Text excerpt »
=====
Behavioral/Systems/Cognitive
Two GABAergic Neurons Mediate Reversal Learning in Flies
Qingzhong Ren, Hao Li, Yanying Wu, Jing Ren, and Aike Guo
(see pages 11524–11538)
Animals must learn how to secure rewards and avoid punishment while remaining flexible enough to change their behavior when contingencies change. This flexibility is studied using reversal learning tasks: two cues are presented, one of which is associated with reward or punishment; after the association is learned, the reward or punishment is instead paired with the formerly neutral cue. To investigate the neural bases of such learning in Drosophila, Ren et al. used a visual discrimination task in which orientation toward one cue resulted in punishment. Normal flies quickly learned both the initial and the reversed association, but reversal learning was blocked by knocking down either GABAA receptors in the mushroom bodies or GABA synthesis in a single pair of giant GABAergic neurons that innervate the mushroom bodies. Remarkably, these treatments were specific for reversal learning: initial learning, extinction, and learning to discriminate between two novel stimuli remained intact.
The percentage of time (y-axis) normal flies spent orienting toward different visual targets (z-axis) across trials (x-axis). After 6 baseline trials, punishment was associated with orientation toward an upright T for 10 trials. Punishment was then associated with the inverted T. Flies avoided the punished direction before and after reversal. See the article by Ren et al. for details.
=====
Information »

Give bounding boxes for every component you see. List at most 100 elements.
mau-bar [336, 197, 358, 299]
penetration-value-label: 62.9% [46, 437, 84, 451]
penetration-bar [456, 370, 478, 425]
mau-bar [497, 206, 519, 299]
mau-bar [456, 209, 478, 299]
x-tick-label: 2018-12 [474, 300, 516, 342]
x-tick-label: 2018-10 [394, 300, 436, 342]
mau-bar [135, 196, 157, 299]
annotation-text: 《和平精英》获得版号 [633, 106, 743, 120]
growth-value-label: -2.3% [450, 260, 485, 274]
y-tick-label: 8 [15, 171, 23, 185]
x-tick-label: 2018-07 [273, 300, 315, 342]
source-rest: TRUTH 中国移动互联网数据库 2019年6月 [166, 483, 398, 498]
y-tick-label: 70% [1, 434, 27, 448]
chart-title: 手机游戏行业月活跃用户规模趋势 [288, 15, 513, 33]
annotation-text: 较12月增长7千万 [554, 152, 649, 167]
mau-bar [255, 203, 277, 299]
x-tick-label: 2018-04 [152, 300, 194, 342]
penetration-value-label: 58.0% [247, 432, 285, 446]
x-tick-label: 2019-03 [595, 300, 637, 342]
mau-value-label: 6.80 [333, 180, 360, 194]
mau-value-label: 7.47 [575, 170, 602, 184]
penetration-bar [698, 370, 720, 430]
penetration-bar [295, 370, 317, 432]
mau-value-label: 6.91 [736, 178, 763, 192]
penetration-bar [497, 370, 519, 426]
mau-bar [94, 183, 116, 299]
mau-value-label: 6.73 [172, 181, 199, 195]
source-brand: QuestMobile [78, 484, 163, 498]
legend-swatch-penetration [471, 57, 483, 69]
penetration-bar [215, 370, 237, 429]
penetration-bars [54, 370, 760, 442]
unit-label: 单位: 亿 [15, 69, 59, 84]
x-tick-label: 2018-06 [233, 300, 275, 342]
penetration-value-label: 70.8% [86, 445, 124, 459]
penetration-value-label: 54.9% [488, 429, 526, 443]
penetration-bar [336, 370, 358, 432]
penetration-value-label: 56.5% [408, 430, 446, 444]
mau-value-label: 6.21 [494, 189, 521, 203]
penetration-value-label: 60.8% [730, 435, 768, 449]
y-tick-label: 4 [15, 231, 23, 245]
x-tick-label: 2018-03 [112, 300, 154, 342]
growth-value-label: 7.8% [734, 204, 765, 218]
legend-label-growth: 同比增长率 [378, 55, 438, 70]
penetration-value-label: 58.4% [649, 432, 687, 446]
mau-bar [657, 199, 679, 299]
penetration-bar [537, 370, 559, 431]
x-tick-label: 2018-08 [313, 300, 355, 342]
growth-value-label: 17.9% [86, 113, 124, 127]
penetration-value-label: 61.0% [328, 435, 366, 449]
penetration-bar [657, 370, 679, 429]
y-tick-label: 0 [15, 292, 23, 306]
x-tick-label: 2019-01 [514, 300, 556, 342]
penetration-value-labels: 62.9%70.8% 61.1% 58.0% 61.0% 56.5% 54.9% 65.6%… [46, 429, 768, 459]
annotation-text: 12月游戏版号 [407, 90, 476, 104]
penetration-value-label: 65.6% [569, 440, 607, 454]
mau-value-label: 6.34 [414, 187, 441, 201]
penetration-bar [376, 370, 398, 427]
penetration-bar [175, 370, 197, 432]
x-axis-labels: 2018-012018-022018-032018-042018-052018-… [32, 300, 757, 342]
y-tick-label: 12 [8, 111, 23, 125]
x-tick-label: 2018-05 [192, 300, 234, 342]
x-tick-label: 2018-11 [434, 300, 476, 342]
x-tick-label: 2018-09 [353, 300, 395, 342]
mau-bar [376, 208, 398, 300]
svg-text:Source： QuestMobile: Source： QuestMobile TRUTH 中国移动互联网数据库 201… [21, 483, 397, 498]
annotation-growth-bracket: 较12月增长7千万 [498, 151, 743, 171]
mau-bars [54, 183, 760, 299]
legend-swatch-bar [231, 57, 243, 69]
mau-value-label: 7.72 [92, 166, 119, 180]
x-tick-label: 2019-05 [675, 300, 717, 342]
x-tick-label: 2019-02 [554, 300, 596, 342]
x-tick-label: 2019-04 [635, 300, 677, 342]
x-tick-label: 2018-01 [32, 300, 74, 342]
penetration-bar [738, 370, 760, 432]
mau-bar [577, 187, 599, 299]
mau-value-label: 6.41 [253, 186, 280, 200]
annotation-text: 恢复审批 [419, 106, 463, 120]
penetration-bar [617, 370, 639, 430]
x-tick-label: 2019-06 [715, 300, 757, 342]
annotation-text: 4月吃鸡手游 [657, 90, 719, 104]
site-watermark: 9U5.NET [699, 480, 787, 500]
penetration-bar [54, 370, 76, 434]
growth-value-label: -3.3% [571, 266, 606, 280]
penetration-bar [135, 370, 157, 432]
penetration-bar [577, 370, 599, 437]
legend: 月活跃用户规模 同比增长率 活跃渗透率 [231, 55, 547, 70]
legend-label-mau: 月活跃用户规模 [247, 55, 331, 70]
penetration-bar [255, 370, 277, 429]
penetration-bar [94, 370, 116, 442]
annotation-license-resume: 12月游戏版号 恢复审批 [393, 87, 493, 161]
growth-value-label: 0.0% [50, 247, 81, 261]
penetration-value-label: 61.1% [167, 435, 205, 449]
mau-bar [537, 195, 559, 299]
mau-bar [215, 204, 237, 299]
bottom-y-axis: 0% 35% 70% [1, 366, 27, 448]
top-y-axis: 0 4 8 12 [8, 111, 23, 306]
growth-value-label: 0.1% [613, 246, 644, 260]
=====
Task list »
1: Reproduce the passage of the reversal-learning text between "Behavioral/Systems/Cognitive" and "(see pages 11524–11538)", inclusive.
2: Pick up the reversal-learning text after its final sentence and keep writing it.

Expected results »
1:
Behavioral/Systems/Cognitive
Two GABAergic Neurons Mediate Reversal Learning in Flies
Qingzhong Ren, Hao Li, Yanying Wu, Jing Ren, and Aike Guo
(see pages 11524–11538)

2:
Neurobiology of Disease
NF-κB Impairs Ciliogenesis, Causing Hydrocephalus
Michael Lattke, Alexander Magnutzki, Paul Walther, Thomas Wirth, and Bernd Baumann
(see pages 11511–11523)
Hydrocephalus is an accumulation of CSF that enlarges the cerebral ventricles and can impair development and function of adjacent brain regions. It typically results from increased CSF production, reduced absorption, or obstruction of CSF circulation. Although hydrocephalus often develops in association with neuroinflammation, the link between these phenomena is poorly understood. Lattke et al. examined this relationship in mice that conditionally expressed a constitutively active form of the IκB kinase complex (IKK2) in astrocytes and some ependymal cells. IKK2 activates nuclear factor κB (NF-κB), a transcription factor that triggers neuroinflammation. Early postnatal transgene expression activated NF-κB and caused upregulation of NF-κB target genes. This led to massive infiltration of macrophages into the ventricles, hydrocephalus formation, and abnormal hippocampal development. Neither obstruction of CSF flow nor fibrosis that could impair CSF resorption was detected; instead, poor development of cilia on ependymal cells that line the ventricles and promote CSF movement was the apparent cause of hydrocephalus.